-- Goal --
Please give the entries again in full and exactly, without any picture.

-- Record excerpts --

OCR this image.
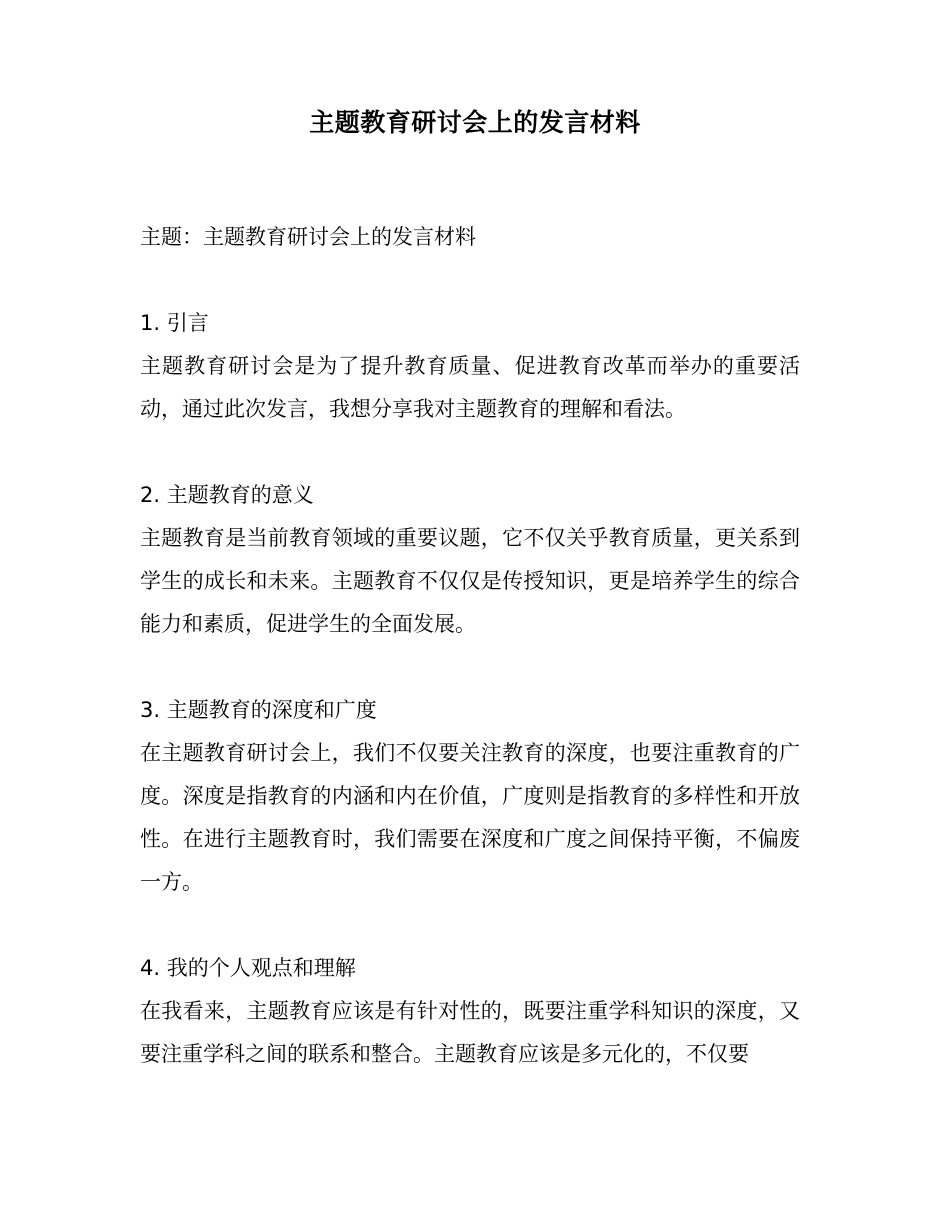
主题教育研讨会上的发言材料

主题：主题教育研讨会上的发言材料

1. 引言

主题教育研讨会是为了提升教育质量、促进教育改革而举办的重要活动，通过此次发言，我想分享我对主题教育的理解和看法。

2. 主题教育的意义

主题教育是当前教育领域的重要议题，它不仅关乎教育质量，更关系到学生的成长和未来。主题教育不仅仅是传授知识，更是培养学生的综合能力和素质，促进学生的全面发展。

3. 主题教育的深度和广度

在主题教育研讨会上，我们不仅要关注教育的深度，也要注重教育的广度。深度是指教育的内涵和内在价值，广度则是指教育的多样性和开放性。在进行主题教育时，我们需要在深度和广度之间保持平衡，不偏废一方。

4. 我的个人观点和理解

在我看来，主题教育应该是有针对性的，既要注重学科知识的深度，又要注重学科之间的联系和整合。主题教育应该是多元化的，不仅要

-- Output of the task --
OCR this image.
主题教育研讨会上的发言材料

主题：主题教育研讨会上的发言材料

1. 引言

主题教育研讨会是为了提升教育质量、促进教育改革而举办的重要活动，通过此次发言，我想分享我对主题教育的理解和看法。

2. 主题教育的意义

主题教育是当前教育领域的重要议题，它不仅关乎教育质量，更关系到学生的成长和未来。主题教育不仅仅是传授知识，更是培养学生的综合能力和素质，促进学生的全面发展。

3. 主题教育的深度和广度

在主题教育研讨会上，我们不仅要关注教育的深度，也要注重教育的广度。深度是指教育的内涵和内在价值，广度则是指教育的多样性和开放性。在进行主题教育时，我们需要在深度和广度之间保持平衡，不偏废一方。

4. 我的个人观点和理解

在我看来，主题教育应该是有针对性的，既要注重学科知识的深度，又要注重学科之间的联系和整合。主题教育应该是多元化的，不仅要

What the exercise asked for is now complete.